Restate the data word for word and leave the images out.

» **DATA SUPPLIED**
====
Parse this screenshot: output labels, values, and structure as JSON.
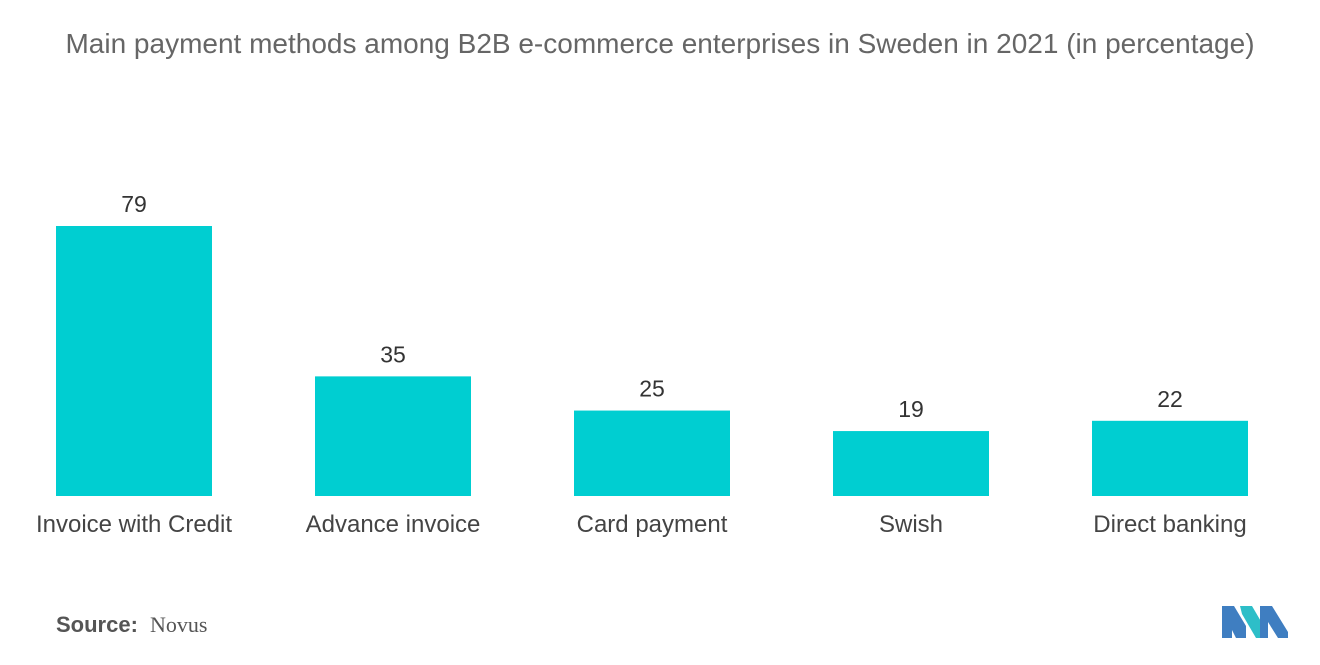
{
  "chart_data": {
    "type": "bar",
    "title": "Main payment methods among B2B e-commerce enterprises in Sweden in 2021 (in percentage)",
    "categories": [
      "Invoice with Credit",
      "Advance invoice",
      "Card payment",
      "Swish",
      "Direct banking"
    ],
    "values": [
      79,
      35,
      25,
      19,
      22
    ],
    "xlabel": "",
    "ylabel": "",
    "ylim": [
      0,
      79
    ],
    "grid": false,
    "data_labels": true,
    "bar_color": "#00CED1"
  },
  "source": {
    "label": "Source:",
    "value": "Novus"
  },
  "logo": {
    "icon": "mordor-intelligence-logo-icon",
    "colors": [
      "#3F7EC1",
      "#2DBEC8"
    ]
  }
}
====
» **FULL OUTPUT**
Parse this screenshot: output labels, values, and structure as JSON.
{
  "chart_data": {
    "type": "bar",
    "title": "Main payment methods among B2B e-commerce enterprises in Sweden in 2021 (in percentage)",
    "categories": [
      "Invoice with Credit",
      "Advance invoice",
      "Card payment",
      "Swish",
      "Direct banking"
    ],
    "values": [
      79,
      35,
      25,
      19,
      22
    ],
    "xlabel": "",
    "ylabel": "",
    "ylim": [
      0,
      79
    ],
    "grid": false,
    "data_labels": true,
    "bar_color": "#00CED1"
  },
  "source": {
    "label": "Source:",
    "value": "Novus"
  },
  "logo": {
    "icon": "mordor-intelligence-logo-icon",
    "colors": [
      "#3F7EC1",
      "#2DBEC8"
    ]
  }
}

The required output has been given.